━━ Data for this exercise ━━

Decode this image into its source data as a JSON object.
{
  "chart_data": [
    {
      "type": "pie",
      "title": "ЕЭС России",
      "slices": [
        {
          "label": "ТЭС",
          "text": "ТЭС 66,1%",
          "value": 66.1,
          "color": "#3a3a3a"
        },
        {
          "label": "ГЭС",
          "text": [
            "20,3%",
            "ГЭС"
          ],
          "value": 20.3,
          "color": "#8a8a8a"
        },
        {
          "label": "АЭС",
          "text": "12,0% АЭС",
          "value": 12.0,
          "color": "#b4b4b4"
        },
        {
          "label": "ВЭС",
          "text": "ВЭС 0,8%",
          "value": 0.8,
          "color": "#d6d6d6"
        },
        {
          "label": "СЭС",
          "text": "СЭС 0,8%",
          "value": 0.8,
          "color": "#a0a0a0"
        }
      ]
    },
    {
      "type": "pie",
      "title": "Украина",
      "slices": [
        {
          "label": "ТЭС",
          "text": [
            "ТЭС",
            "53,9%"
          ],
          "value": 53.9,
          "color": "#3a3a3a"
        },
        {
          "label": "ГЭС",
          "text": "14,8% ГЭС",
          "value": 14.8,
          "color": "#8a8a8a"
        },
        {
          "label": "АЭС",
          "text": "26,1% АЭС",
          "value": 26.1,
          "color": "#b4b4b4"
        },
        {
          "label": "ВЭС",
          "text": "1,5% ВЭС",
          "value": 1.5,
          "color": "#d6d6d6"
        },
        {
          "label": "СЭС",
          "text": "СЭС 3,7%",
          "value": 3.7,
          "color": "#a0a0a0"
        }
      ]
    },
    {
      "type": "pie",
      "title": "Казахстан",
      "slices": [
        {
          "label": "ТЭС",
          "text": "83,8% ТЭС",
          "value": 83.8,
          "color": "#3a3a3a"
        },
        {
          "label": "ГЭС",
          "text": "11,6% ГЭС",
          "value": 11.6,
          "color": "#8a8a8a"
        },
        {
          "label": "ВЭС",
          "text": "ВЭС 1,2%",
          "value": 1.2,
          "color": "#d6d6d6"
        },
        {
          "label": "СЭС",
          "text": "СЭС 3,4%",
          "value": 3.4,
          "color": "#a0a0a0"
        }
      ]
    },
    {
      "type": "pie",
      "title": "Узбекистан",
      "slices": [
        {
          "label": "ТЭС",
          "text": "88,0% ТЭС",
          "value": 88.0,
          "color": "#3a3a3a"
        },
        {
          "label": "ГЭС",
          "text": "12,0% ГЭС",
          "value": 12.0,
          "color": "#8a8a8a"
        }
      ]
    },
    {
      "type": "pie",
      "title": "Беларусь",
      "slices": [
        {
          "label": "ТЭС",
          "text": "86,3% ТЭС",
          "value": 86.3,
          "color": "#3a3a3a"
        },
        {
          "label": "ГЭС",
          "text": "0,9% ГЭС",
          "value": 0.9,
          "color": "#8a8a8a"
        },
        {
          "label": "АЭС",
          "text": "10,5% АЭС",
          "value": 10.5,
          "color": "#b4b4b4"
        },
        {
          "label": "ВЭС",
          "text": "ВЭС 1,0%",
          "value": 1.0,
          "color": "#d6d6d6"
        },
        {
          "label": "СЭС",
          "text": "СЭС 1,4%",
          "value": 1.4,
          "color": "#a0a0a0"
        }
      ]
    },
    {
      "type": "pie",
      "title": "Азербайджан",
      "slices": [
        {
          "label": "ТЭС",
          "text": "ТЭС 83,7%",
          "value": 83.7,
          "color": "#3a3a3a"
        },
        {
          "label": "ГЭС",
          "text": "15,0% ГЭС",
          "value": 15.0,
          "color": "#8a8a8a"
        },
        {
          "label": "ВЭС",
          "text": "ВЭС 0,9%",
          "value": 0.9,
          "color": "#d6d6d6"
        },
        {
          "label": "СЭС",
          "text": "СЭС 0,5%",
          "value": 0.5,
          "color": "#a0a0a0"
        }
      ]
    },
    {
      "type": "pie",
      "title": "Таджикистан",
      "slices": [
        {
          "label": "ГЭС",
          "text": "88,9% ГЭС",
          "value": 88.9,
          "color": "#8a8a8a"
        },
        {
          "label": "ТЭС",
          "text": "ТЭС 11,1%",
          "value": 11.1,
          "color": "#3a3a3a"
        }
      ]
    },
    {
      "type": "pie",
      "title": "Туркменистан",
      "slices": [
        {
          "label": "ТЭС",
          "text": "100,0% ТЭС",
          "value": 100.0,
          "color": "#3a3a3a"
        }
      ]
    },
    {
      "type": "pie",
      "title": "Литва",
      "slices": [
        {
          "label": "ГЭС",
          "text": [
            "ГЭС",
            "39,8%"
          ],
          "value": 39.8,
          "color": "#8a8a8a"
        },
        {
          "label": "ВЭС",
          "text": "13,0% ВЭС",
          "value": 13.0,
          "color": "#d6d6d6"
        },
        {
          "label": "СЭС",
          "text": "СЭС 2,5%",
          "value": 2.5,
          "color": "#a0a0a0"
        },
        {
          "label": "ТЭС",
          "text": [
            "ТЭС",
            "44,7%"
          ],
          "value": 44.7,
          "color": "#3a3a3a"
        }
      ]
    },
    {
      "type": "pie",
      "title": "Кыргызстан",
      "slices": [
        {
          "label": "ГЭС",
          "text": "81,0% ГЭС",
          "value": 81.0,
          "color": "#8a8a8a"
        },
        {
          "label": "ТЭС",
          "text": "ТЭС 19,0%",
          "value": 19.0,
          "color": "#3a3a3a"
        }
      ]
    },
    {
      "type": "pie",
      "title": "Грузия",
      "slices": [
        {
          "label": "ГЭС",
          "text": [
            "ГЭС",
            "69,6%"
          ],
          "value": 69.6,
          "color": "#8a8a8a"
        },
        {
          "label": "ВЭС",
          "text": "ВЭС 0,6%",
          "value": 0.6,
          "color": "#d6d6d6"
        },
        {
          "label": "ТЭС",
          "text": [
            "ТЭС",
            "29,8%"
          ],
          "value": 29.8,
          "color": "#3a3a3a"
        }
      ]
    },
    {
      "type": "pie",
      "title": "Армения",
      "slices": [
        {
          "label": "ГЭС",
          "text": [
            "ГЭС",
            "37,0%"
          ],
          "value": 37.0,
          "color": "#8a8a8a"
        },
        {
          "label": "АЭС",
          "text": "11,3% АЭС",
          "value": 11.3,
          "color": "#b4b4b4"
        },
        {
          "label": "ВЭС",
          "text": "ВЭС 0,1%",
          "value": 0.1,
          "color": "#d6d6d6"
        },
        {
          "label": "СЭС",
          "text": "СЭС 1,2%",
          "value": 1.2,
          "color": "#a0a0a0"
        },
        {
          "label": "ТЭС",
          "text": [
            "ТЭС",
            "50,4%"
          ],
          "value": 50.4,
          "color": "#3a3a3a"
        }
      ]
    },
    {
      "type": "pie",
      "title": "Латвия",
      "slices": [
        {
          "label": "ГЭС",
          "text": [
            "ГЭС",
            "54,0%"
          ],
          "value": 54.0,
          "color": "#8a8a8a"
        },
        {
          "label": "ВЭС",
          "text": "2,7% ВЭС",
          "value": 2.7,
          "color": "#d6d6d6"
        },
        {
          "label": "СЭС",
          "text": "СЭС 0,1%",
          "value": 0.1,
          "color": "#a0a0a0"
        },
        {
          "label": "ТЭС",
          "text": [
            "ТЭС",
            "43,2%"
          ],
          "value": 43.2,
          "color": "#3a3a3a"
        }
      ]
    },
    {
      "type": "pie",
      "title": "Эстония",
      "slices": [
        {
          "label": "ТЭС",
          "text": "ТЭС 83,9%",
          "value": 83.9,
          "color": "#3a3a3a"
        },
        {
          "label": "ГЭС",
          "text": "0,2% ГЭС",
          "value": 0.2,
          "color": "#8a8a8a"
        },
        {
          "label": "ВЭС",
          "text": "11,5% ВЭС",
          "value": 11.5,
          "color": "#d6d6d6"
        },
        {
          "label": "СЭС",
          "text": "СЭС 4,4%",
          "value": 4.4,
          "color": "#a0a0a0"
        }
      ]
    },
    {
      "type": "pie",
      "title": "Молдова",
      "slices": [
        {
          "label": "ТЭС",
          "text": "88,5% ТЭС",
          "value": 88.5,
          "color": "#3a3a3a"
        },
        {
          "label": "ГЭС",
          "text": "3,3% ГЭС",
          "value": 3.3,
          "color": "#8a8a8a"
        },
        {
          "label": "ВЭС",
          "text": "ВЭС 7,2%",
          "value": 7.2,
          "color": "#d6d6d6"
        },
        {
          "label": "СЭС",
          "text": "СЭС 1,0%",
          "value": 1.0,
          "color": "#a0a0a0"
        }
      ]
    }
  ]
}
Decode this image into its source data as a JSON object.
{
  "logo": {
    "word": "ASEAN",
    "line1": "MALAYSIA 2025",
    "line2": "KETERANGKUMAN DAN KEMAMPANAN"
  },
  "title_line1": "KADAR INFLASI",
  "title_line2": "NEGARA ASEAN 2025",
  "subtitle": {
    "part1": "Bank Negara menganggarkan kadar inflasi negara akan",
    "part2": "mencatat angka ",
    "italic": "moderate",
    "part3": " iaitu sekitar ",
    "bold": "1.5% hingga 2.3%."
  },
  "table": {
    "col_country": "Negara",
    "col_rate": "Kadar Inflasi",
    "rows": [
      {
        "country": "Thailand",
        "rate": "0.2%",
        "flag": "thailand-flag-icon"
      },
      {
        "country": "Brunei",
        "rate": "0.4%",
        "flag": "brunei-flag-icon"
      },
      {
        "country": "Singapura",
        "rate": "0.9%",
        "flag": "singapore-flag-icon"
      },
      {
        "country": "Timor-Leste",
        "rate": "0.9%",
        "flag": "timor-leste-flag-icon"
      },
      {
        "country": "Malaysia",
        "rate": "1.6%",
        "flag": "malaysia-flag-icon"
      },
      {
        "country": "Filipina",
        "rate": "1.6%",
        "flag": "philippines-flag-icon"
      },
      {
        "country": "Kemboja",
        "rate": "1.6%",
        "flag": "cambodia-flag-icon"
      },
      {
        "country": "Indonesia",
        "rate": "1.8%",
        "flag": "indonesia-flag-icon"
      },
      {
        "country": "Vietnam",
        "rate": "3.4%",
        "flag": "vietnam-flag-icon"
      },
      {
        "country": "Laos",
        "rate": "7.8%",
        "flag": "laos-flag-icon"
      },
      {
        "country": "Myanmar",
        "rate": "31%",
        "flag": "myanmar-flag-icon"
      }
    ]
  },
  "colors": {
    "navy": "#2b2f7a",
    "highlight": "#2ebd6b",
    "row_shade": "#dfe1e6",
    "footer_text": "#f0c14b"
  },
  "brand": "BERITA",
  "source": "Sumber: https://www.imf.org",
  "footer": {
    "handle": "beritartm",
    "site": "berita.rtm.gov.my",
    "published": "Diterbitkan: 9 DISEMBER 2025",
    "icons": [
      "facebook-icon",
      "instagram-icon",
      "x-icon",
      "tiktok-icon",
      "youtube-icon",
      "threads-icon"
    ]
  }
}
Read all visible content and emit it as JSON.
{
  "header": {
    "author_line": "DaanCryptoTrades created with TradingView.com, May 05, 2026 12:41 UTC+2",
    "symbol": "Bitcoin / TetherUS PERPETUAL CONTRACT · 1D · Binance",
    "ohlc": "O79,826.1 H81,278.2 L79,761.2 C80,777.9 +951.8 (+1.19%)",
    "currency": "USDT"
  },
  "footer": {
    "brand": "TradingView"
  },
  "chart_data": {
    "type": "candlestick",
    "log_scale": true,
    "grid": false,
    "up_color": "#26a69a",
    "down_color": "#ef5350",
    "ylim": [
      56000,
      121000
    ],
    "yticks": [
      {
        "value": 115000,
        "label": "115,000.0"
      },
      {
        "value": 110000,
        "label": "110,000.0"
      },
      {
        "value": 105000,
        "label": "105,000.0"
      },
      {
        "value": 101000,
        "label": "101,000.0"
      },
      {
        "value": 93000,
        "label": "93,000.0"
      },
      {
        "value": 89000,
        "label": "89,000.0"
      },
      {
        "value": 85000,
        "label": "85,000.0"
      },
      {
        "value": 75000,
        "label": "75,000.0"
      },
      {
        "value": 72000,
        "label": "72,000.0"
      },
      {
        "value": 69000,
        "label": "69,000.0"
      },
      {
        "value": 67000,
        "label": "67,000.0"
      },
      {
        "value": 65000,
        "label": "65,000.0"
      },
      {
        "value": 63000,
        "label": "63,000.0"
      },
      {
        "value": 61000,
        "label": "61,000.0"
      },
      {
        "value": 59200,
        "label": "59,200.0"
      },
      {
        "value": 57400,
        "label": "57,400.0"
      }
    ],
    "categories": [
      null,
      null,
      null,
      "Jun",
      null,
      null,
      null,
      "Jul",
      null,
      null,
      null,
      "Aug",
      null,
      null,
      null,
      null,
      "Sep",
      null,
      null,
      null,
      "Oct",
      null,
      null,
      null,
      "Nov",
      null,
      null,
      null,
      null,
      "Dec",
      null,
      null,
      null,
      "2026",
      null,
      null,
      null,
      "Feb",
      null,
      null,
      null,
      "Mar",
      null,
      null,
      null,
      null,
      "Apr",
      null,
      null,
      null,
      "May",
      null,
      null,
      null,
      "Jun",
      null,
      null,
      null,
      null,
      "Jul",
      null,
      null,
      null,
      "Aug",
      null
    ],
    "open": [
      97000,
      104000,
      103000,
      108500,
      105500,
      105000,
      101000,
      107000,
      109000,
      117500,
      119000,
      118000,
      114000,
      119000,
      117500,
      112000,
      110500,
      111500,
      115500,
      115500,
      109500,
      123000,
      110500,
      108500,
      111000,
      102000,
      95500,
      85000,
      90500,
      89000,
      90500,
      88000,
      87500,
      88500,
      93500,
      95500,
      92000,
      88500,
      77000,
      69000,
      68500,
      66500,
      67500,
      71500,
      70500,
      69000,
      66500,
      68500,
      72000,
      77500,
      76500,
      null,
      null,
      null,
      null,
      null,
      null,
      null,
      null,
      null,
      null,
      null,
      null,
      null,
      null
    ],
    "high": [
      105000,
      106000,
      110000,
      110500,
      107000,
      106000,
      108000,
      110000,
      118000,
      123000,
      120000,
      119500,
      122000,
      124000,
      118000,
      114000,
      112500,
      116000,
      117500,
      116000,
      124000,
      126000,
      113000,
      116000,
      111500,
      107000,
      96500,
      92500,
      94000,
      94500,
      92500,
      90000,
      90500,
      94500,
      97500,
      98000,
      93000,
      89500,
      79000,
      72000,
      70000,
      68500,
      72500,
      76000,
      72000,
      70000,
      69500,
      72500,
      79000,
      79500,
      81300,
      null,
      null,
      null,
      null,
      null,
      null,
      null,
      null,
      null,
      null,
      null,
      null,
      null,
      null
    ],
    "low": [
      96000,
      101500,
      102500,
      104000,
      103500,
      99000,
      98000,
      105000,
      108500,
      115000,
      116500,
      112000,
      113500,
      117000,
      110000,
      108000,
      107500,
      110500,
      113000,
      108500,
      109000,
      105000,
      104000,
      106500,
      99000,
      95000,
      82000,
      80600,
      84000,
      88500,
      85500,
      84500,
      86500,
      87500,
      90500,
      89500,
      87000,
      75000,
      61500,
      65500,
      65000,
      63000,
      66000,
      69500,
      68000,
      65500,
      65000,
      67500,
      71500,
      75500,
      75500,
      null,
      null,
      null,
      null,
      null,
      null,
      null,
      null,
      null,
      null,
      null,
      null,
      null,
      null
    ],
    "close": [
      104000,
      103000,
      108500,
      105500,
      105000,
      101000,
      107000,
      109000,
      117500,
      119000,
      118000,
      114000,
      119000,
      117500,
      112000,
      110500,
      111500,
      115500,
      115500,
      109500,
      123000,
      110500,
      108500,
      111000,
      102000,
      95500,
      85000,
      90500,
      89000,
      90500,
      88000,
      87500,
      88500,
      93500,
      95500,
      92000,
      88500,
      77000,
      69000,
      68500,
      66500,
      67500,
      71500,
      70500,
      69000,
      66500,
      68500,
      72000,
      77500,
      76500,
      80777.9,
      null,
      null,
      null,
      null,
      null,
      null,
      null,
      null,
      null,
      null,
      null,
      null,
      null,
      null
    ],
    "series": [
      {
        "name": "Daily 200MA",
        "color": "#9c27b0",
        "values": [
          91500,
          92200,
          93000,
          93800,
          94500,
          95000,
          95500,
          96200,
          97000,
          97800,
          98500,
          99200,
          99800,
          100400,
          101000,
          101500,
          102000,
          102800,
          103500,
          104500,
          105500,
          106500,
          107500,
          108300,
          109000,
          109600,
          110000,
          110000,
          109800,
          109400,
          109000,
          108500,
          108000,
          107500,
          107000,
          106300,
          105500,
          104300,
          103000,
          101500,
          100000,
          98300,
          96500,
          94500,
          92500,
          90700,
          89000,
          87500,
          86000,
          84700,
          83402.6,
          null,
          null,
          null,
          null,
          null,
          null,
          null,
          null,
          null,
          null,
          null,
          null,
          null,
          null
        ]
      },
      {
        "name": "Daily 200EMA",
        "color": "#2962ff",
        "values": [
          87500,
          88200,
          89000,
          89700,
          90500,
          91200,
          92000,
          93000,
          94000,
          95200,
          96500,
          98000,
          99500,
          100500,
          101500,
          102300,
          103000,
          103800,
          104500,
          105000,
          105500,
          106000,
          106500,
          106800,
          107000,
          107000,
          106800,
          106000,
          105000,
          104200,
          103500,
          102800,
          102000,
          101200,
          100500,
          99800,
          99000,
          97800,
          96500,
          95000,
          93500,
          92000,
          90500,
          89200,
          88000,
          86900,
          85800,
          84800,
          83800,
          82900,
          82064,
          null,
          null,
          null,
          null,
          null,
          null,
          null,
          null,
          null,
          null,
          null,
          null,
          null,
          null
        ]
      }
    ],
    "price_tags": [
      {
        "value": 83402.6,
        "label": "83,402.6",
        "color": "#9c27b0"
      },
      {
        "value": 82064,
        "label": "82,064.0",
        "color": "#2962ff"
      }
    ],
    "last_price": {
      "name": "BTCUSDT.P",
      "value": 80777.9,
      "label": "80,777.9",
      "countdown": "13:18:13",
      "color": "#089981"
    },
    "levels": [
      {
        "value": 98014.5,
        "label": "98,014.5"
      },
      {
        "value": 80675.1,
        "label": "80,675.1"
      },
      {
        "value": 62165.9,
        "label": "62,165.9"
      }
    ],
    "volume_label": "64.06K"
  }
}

━━━

* Aim:
Copy out each line of the entries that holds "name".

* The output:
        "name": "Daily 200MA",
        "name": "Daily 200EMA",
      "name": "BTCUSDT.P",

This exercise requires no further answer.